→ TASK INSTRUCTIONS
Find every line in the records below that holds the word "weather", and copy it out.

(Extracted records)
****************

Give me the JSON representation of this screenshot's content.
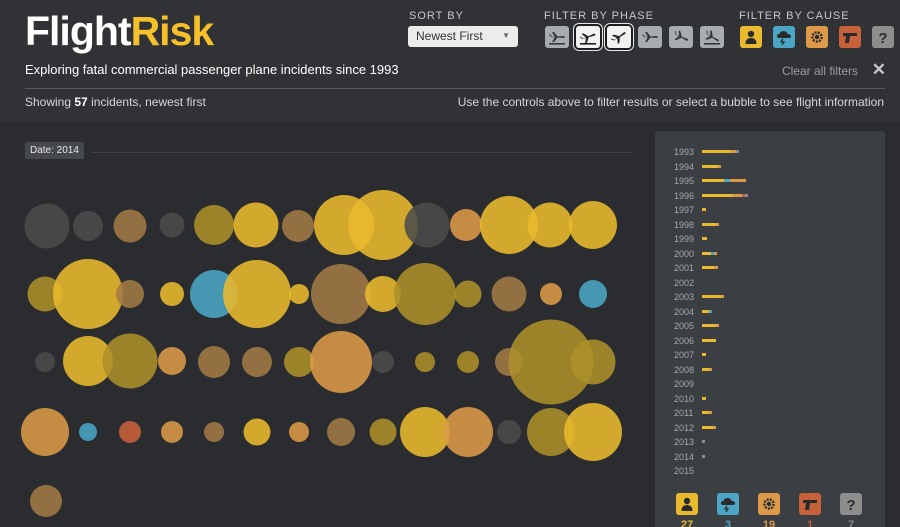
{
  "app": {
    "title_a": "Flight",
    "title_b": "Risk",
    "tagline": "Exploring fatal commercial passenger plane incidents since 1993"
  },
  "controls": {
    "sort_label": "SORT BY",
    "sort_value": "Newest First",
    "phase_label": "FILTER BY PHASE",
    "cause_label": "FILTER BY CAUSE",
    "clear_label": "Clear all filters",
    "phases": [
      "standing",
      "takeoff",
      "climb",
      "cruise",
      "descent",
      "landing"
    ],
    "active_phases": [
      1,
      2
    ],
    "causes": [
      {
        "icon": "person-icon",
        "color": "#e9b92e"
      },
      {
        "icon": "weather-icon",
        "color": "#4aa6c4"
      },
      {
        "icon": "gear-icon",
        "color": "#dc9a48"
      },
      {
        "icon": "gun-icon",
        "color": "#c7613a"
      },
      {
        "icon": "question-icon",
        "color": "#8d8d8d"
      }
    ]
  },
  "status": {
    "showing_prefix": "Showing ",
    "count": "57",
    "showing_suffix": " incidents, newest first",
    "instructions": "Use the controls above to filter results or select a bubble to see flight information"
  },
  "date_tag": "Date: 2014",
  "colors": {
    "human": "#e9b92e",
    "weather": "#4aa6c4",
    "mechanical": "#dc9a48",
    "criminal": "#c7613a",
    "unknown": "#8d8d8d",
    "olive": "#ac8f2a",
    "brown": "#a07a45"
  },
  "timeline": {
    "years": [
      "1993",
      "1994",
      "1995",
      "1996",
      "1997",
      "1998",
      "1999",
      "2000",
      "2001",
      "2002",
      "2003",
      "2004",
      "2005",
      "2006",
      "2007",
      "2008",
      "2009",
      "2010",
      "2011",
      "2012",
      "2013",
      "2014",
      "2015"
    ],
    "breakdown": [
      [
        0.45,
        0,
        0.1,
        0,
        0.05
      ],
      [
        0.25,
        0,
        0.05,
        0,
        0
      ],
      [
        0.35,
        0.1,
        0.25,
        0,
        0
      ],
      [
        0.5,
        0,
        0.15,
        0.05,
        0.05
      ],
      [
        0.07,
        0,
        0,
        0,
        0
      ],
      [
        0.22,
        0,
        0.03,
        0,
        0
      ],
      [
        0.08,
        0,
        0,
        0,
        0
      ],
      [
        0.15,
        0.05,
        0.05,
        0,
        0
      ],
      [
        0.2,
        0,
        0.06,
        0,
        0
      ],
      [
        0,
        0,
        0,
        0,
        0
      ],
      [
        0.3,
        0,
        0.03,
        0,
        0
      ],
      [
        0.12,
        0.05,
        0,
        0,
        0
      ],
      [
        0.22,
        0,
        0.03,
        0,
        0
      ],
      [
        0.22,
        0,
        0,
        0,
        0
      ],
      [
        0.07,
        0,
        0,
        0,
        0
      ],
      [
        0.12,
        0,
        0.03,
        0,
        0
      ],
      [
        0,
        0,
        0,
        0,
        0
      ],
      [
        0.07,
        0,
        0,
        0,
        0
      ],
      [
        0.12,
        0,
        0.03,
        0,
        0
      ],
      [
        0.18,
        0,
        0.05,
        0,
        0
      ],
      [
        0,
        0,
        0,
        0,
        0.05
      ],
      [
        0,
        0,
        0,
        0,
        0.05
      ],
      [
        0,
        0,
        0,
        0,
        0
      ]
    ]
  },
  "legend": [
    {
      "icon": "person-icon",
      "count": "27",
      "color": "#e9b92e"
    },
    {
      "icon": "weather-icon",
      "count": "3",
      "color": "#4aa6c4"
    },
    {
      "icon": "gear-icon",
      "count": "19",
      "color": "#dc9a48"
    },
    {
      "icon": "gun-icon",
      "count": "1",
      "color": "#c7613a"
    },
    {
      "icon": "question-icon",
      "count": "7",
      "color": "#8d8d8d"
    }
  ],
  "incidents": [
    {
      "size": 45,
      "color": "#4b4b4b"
    },
    {
      "size": 30,
      "color": "#4b4b4b"
    },
    {
      "size": 33,
      "color": "#a07a45"
    },
    {
      "size": 25,
      "color": "#4b4b4b"
    },
    {
      "size": 40,
      "color": "#ac8f2a"
    },
    {
      "size": 45,
      "color": "#e9b92e"
    },
    {
      "size": 32,
      "color": "#a07a45"
    },
    {
      "size": 60,
      "color": "#e9b92e"
    },
    {
      "size": 70,
      "color": "#e9b92e"
    },
    {
      "size": 45,
      "color": "#4b4b4b"
    },
    {
      "size": 32,
      "color": "#dc9a48"
    },
    {
      "size": 58,
      "color": "#e9b92e"
    },
    {
      "size": 45,
      "color": "#e9b92e"
    },
    {
      "size": 48,
      "color": "#e9b92e"
    },
    {
      "size": 35,
      "color": "#ac8f2a"
    },
    {
      "size": 70,
      "color": "#e9b92e"
    },
    {
      "size": 28,
      "color": "#a07a45"
    },
    {
      "size": 24,
      "color": "#e9b92e"
    },
    {
      "size": 48,
      "color": "#4aa6c4"
    },
    {
      "size": 68,
      "color": "#e9b92e"
    },
    {
      "size": 20,
      "color": "#e9b92e"
    },
    {
      "size": 60,
      "color": "#a07a45"
    },
    {
      "size": 36,
      "color": "#e9b92e"
    },
    {
      "size": 62,
      "color": "#ac8f2a"
    },
    {
      "size": 27,
      "color": "#ac8f2a"
    },
    {
      "size": 35,
      "color": "#a07a45"
    },
    {
      "size": 22,
      "color": "#dc9a48"
    },
    {
      "size": 28,
      "color": "#4aa6c4"
    },
    {
      "size": 20,
      "color": "#4b4b4b"
    },
    {
      "size": 50,
      "color": "#e9b92e"
    },
    {
      "size": 55,
      "color": "#ac8f2a"
    },
    {
      "size": 28,
      "color": "#dc9a48"
    },
    {
      "size": 32,
      "color": "#a07a45"
    },
    {
      "size": 30,
      "color": "#a07a45"
    },
    {
      "size": 30,
      "color": "#ac8f2a"
    },
    {
      "size": 62,
      "color": "#dc9a48"
    },
    {
      "size": 22,
      "color": "#4b4b4b"
    },
    {
      "size": 20,
      "color": "#ac8f2a"
    },
    {
      "size": 22,
      "color": "#ac8f2a"
    },
    {
      "size": 28,
      "color": "#a07a45"
    },
    {
      "size": 85,
      "color": "#ac8f2a"
    },
    {
      "size": 45,
      "color": "#ac8f2a"
    },
    {
      "size": 48,
      "color": "#dc9a48"
    },
    {
      "size": 18,
      "color": "#4aa6c4"
    },
    {
      "size": 22,
      "color": "#c7613a"
    },
    {
      "size": 22,
      "color": "#dc9a48"
    },
    {
      "size": 20,
      "color": "#a07a45"
    },
    {
      "size": 27,
      "color": "#e9b92e"
    },
    {
      "size": 20,
      "color": "#dc9a48"
    },
    {
      "size": 28,
      "color": "#a07a45"
    },
    {
      "size": 27,
      "color": "#ac8f2a"
    },
    {
      "size": 50,
      "color": "#e9b92e"
    },
    {
      "size": 50,
      "color": "#dc9a48"
    },
    {
      "size": 24,
      "color": "#4b4b4b"
    },
    {
      "size": 48,
      "color": "#ac8f2a"
    },
    {
      "size": 58,
      "color": "#e9b92e"
    },
    {
      "size": 32,
      "color": "#a07a45"
    }
  ]
}
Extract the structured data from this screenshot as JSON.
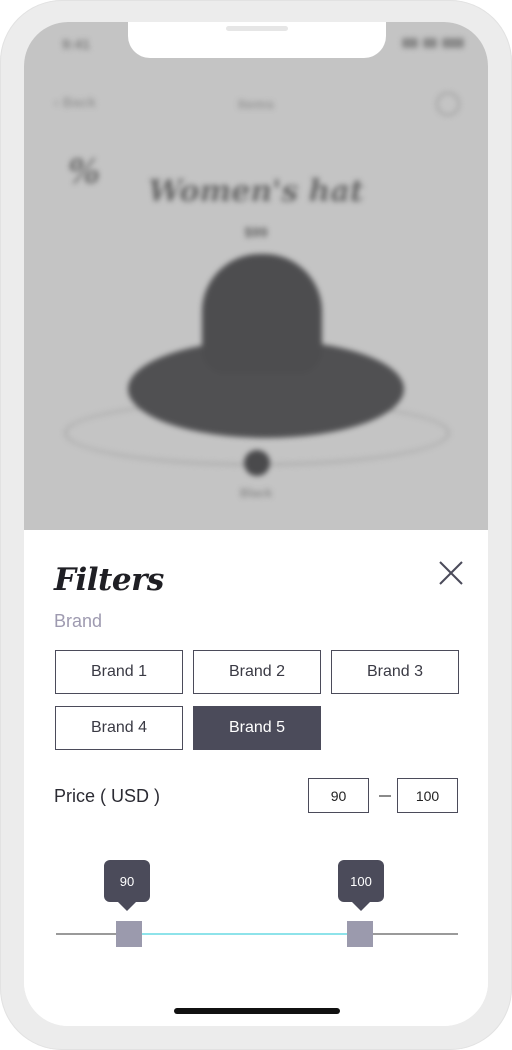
{
  "status_bar": {
    "time": "9:41"
  },
  "top_nav": {
    "back_label": "Back",
    "title": "Items"
  },
  "product": {
    "logo": "%",
    "title": "Women's hat",
    "price": "$99",
    "color_label": "Black"
  },
  "filters": {
    "title": "Filters",
    "brand_section": {
      "label": "Brand",
      "options": [
        {
          "label": "Brand 1",
          "selected": false
        },
        {
          "label": "Brand 2",
          "selected": false
        },
        {
          "label": "Brand 3",
          "selected": false
        },
        {
          "label": "Brand 4",
          "selected": false
        },
        {
          "label": "Brand 5",
          "selected": true
        }
      ]
    },
    "price_section": {
      "label": "Price ( USD )",
      "min": "90",
      "max": "100",
      "slider_low": "90",
      "slider_high": "100"
    }
  },
  "colors": {
    "accent": "#4b4b5a",
    "slider_range": "#8ee3ea",
    "handle": "#9b9aad",
    "section_label": "#9e9ab0"
  },
  "icons": {
    "close": "close-icon",
    "search": "search-icon",
    "back": "chevron-left-icon"
  }
}
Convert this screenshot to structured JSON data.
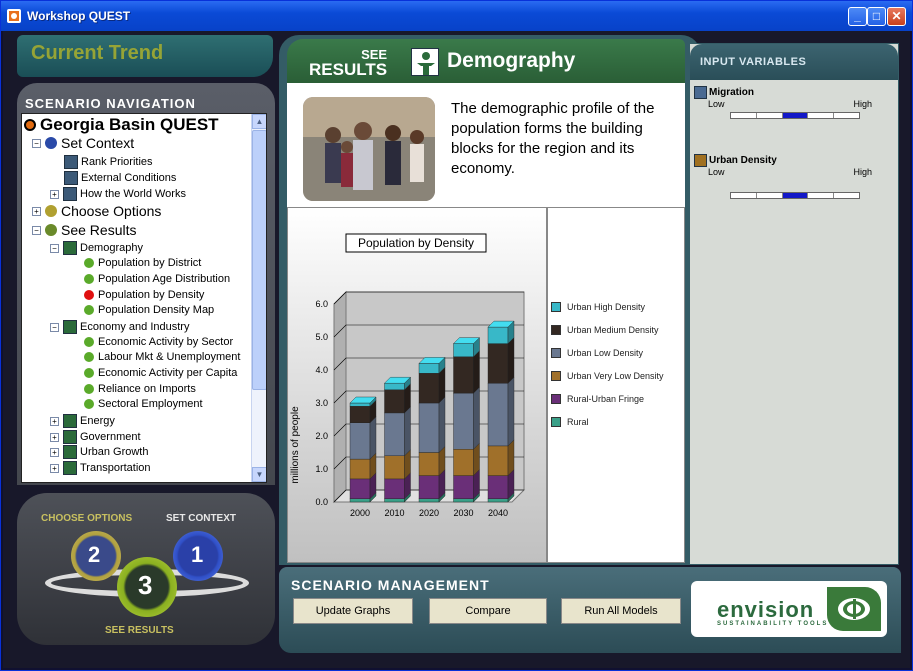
{
  "window": {
    "title": "Workshop QUEST"
  },
  "current_trend": "Current Trend",
  "nav": {
    "title": "SCENARIO NAVIGATION",
    "root": "Georgia Basin QUEST",
    "set_context": "Set Context",
    "set_context_items": [
      "Rank Priorities",
      "External Conditions",
      "How the World Works"
    ],
    "choose_options": "Choose Options",
    "see_results": "See Results",
    "demography": "Demography",
    "demography_items": [
      {
        "label": "Population by District",
        "status": "green"
      },
      {
        "label": "Population Age Distribution",
        "status": "green"
      },
      {
        "label": "Population by Density",
        "status": "red"
      },
      {
        "label": "Population Density Map",
        "status": "green"
      }
    ],
    "economy": "Economy and Industry",
    "economy_items": [
      "Economic Activity by Sector",
      "Labour Mkt & Unemployment",
      "Economic Activity per Capita",
      "Reliance on Imports",
      "Sectoral Employment"
    ],
    "other_groups": [
      "Energy",
      "Government",
      "Urban Growth",
      "Transportation"
    ]
  },
  "steps": {
    "choose": "CHOOSE OPTIONS",
    "context": "SET CONTEXT",
    "results": "SEE RESULTS",
    "n1": "1",
    "n2": "2",
    "n3": "3"
  },
  "results": {
    "see": "SEE",
    "results": "RESULTS",
    "section": "Demography",
    "description": "The demographic profile of the population forms the building blocks for the region and its economy."
  },
  "chart_data": {
    "type": "bar",
    "stacked": true,
    "title": "Population by Density",
    "xlabel": "",
    "ylabel": "millions of people",
    "categories": [
      "2000",
      "2010",
      "2020",
      "2030",
      "2040"
    ],
    "ylim": [
      0,
      6.0
    ],
    "yticks": [
      "0.0",
      "1.0",
      "2.0",
      "3.0",
      "4.0",
      "5.0",
      "6.0"
    ],
    "series": [
      {
        "name": "Rural",
        "color": "#3aa088",
        "values": [
          0.1,
          0.1,
          0.1,
          0.1,
          0.1
        ]
      },
      {
        "name": "Rural-Urban Fringe",
        "color": "#6a2f78",
        "values": [
          0.6,
          0.6,
          0.7,
          0.7,
          0.7
        ]
      },
      {
        "name": "Urban Very Low Density",
        "color": "#a0702a",
        "values": [
          0.6,
          0.7,
          0.7,
          0.8,
          0.9
        ]
      },
      {
        "name": "Urban Low Density",
        "color": "#6a7890",
        "values": [
          1.1,
          1.3,
          1.5,
          1.7,
          1.9
        ]
      },
      {
        "name": "Urban Medium Density",
        "color": "#332822",
        "values": [
          0.5,
          0.7,
          0.9,
          1.1,
          1.2
        ]
      },
      {
        "name": "Urban High Density",
        "color": "#38b8c8",
        "values": [
          0.1,
          0.2,
          0.3,
          0.4,
          0.5
        ]
      }
    ],
    "grid": true,
    "legend": "right"
  },
  "inputs": {
    "title": "INPUT VARIABLES",
    "variables": [
      {
        "name": "Migration",
        "low": "Low",
        "high": "High",
        "segments": 5,
        "selected": 3
      },
      {
        "name": "Urban Density",
        "low": "Low",
        "high": "High",
        "segments": 5,
        "selected": 3
      }
    ]
  },
  "management": {
    "title": "SCENARIO MANAGEMENT",
    "update": "Update Graphs",
    "compare": "Compare",
    "run_all": "Run All Models",
    "brand": "envision",
    "brand_sub": "SUSTAINABILITY TOOLS"
  }
}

****************

→ SOLUTION FOR THIS EXERCISE
        "icon": "weather-icon",
    "weather": "#4aa6c4",
      "icon": "weather-icon",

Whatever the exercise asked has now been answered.